Stored records:
↓
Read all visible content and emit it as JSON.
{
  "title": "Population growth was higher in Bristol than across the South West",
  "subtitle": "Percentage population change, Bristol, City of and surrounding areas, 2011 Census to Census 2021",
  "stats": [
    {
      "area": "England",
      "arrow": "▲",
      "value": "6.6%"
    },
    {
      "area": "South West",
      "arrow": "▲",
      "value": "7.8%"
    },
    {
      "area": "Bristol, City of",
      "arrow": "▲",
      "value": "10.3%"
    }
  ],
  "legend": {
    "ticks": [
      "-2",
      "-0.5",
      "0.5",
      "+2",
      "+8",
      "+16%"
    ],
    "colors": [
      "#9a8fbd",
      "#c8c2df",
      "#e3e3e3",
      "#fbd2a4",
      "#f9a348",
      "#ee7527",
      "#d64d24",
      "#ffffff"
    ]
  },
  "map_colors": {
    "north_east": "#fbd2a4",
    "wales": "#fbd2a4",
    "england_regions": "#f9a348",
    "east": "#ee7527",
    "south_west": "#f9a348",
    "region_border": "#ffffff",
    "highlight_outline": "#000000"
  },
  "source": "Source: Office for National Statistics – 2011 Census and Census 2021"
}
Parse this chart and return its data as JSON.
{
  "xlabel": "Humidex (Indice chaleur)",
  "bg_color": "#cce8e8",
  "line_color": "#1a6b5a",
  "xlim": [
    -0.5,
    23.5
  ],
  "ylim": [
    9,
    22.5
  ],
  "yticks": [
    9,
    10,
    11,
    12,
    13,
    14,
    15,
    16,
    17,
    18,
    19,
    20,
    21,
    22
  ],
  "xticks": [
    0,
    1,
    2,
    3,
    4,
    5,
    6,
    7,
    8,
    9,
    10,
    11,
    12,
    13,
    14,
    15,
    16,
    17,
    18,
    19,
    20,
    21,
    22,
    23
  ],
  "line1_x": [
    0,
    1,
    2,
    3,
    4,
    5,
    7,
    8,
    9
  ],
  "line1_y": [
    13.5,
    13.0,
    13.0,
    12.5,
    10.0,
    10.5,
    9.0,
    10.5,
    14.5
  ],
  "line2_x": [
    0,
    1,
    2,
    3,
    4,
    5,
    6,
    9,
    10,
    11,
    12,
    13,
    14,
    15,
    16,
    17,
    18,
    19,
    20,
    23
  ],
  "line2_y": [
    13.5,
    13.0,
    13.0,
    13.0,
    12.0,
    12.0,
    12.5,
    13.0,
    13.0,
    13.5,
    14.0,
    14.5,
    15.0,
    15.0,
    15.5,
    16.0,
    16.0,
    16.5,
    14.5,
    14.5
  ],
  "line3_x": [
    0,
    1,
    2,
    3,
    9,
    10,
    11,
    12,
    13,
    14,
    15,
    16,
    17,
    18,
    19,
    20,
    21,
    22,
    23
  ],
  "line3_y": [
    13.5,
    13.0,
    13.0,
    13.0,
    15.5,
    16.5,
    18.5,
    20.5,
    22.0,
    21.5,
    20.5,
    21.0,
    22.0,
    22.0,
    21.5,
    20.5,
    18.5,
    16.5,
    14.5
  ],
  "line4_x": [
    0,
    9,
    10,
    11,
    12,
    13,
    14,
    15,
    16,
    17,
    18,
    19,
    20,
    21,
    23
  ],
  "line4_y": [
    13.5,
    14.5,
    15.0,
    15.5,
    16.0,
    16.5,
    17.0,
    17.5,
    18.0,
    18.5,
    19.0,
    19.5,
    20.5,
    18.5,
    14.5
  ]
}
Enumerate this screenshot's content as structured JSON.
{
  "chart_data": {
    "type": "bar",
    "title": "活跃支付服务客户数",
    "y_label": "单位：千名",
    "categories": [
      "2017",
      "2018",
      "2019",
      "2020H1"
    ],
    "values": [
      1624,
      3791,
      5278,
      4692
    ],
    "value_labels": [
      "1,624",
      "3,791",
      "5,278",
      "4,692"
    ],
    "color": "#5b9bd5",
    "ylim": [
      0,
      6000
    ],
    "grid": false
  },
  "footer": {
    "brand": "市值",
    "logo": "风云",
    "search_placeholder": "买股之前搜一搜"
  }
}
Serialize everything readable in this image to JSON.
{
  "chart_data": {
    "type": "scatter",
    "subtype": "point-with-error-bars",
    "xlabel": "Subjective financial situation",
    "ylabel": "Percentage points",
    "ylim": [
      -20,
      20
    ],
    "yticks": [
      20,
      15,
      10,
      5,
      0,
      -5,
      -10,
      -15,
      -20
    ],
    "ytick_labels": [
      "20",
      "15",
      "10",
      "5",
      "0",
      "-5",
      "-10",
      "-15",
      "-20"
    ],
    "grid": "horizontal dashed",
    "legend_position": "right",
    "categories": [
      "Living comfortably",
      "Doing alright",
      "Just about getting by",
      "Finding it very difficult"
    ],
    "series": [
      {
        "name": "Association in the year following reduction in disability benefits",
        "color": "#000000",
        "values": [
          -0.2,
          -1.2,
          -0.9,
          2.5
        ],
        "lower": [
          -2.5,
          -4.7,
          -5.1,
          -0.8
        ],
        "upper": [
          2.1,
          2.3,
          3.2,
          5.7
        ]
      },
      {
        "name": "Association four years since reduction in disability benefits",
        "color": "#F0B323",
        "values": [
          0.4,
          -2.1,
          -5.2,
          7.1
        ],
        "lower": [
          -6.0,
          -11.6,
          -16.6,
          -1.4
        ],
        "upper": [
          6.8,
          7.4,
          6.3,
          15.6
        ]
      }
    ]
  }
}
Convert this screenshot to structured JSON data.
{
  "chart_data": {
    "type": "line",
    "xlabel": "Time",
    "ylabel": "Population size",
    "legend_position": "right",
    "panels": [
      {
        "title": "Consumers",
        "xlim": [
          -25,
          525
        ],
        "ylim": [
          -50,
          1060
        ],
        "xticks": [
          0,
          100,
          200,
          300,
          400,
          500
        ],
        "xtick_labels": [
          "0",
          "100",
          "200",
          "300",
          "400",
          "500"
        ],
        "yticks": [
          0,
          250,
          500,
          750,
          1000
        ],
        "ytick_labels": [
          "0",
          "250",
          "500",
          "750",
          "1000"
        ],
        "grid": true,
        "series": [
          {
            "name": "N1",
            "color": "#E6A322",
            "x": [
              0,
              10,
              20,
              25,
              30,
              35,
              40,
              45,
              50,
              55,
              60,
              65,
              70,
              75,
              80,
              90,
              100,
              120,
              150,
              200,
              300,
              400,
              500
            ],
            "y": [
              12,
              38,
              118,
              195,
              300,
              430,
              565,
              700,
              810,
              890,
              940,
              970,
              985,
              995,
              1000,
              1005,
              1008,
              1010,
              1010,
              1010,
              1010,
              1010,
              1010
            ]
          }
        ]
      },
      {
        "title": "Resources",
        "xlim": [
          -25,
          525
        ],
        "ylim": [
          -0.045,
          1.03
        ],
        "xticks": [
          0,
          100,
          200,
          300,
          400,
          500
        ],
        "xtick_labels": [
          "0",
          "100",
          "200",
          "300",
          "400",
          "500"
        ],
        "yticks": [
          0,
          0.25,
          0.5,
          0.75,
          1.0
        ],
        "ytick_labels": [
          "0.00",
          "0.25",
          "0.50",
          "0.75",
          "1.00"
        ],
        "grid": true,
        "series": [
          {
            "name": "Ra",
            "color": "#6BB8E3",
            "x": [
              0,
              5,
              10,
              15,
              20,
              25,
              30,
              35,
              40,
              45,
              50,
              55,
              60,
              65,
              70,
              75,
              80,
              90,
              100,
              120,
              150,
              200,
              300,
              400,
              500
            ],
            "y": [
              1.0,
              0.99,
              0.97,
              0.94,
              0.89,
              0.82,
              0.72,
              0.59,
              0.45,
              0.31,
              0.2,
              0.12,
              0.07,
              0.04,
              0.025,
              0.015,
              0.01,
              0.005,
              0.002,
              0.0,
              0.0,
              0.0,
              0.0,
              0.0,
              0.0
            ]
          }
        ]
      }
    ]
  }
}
↑
• Work instructions
Find the word "JSON" in the entries above and gather every line that holds it.

• Solution for this problem
Read all visible content and emit it as JSON.
Parse this chart and return its data as JSON.
Enumerate this screenshot's content as structured JSON.
Serialize everything readable in this image to JSON.
Convert this screenshot to structured JSON data.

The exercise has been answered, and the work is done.